Collection entries
+---+

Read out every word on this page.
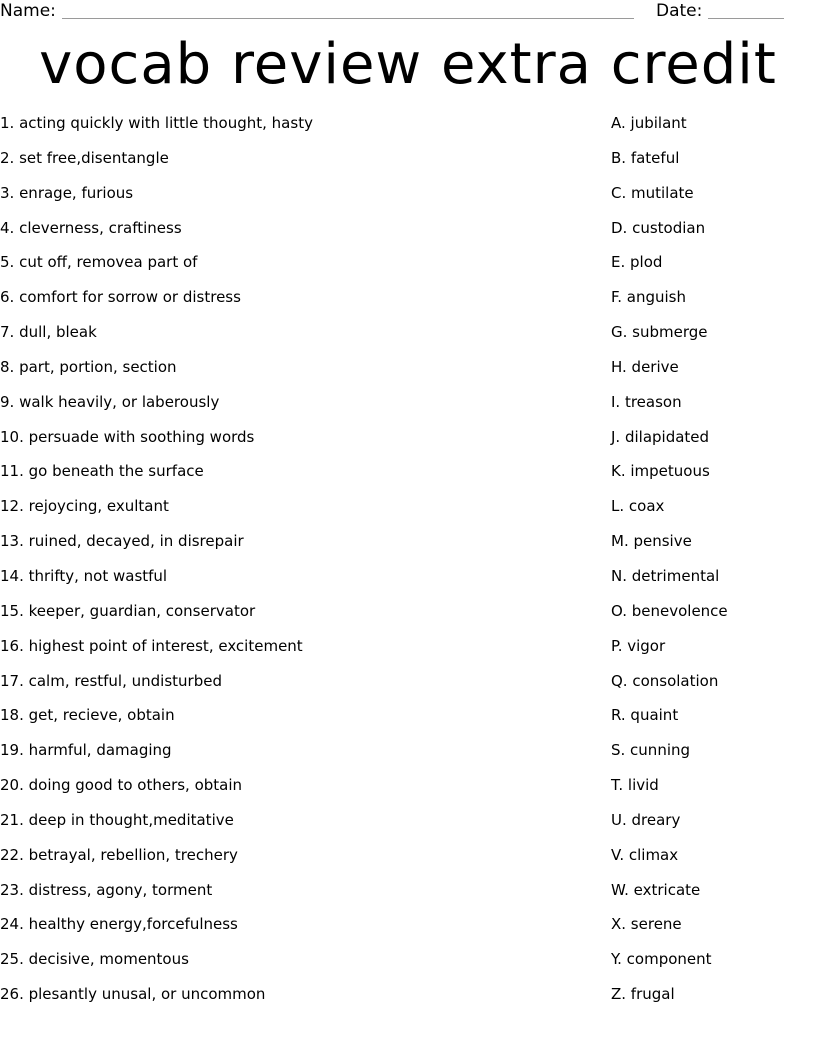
Name:	Date:
vocab review extra credit
1. acting quickly with little thought, hasty
2. set free,disentangle
3. enrage, furious
4. cleverness, craftiness
5. cut off, removea part of
6. comfort for sorrow or distress
7. dull, bleak
8. part, portion, section
9. walk heavily, or laberously
10. persuade with soothing words
11. go beneath the surface
12. rejoycing, exultant
13. ruined, decayed, in disrepair
14. thrifty, not wastful
15. keeper, guardian, conservator
16. highest point of interest, excitement
17. calm, restful, undisturbed
18. get, recieve, obtain
19. harmful, damaging
20. doing good to others, obtain
21. deep in thought,meditative
22. betrayal, rebellion, trechery
23. distress, agony, torment
24. healthy energy,forcefulness
25. decisive, momentous
26. plesantly unusal, or uncommon
A. jubilant
B. fateful
C. mutilate
D. custodian
E. plod
F. anguish
G. submerge
H. derive
I. treason
J. dilapidated
K. impetuous
L. coax
M. pensive
N. detrimental
O. benevolence
P. vigor
Q. consolation
R. quaint
S. cunning
T. livid
U. dreary
V. climax
W. extricate
X. serene
Y. component
Z. frugal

+---+

◆ **What to work on**:
Go through the records above, find every line with the word "part", and list those lines.

◆ **Exercise solution**:
5. cut off, removea part of
8. part, portion, section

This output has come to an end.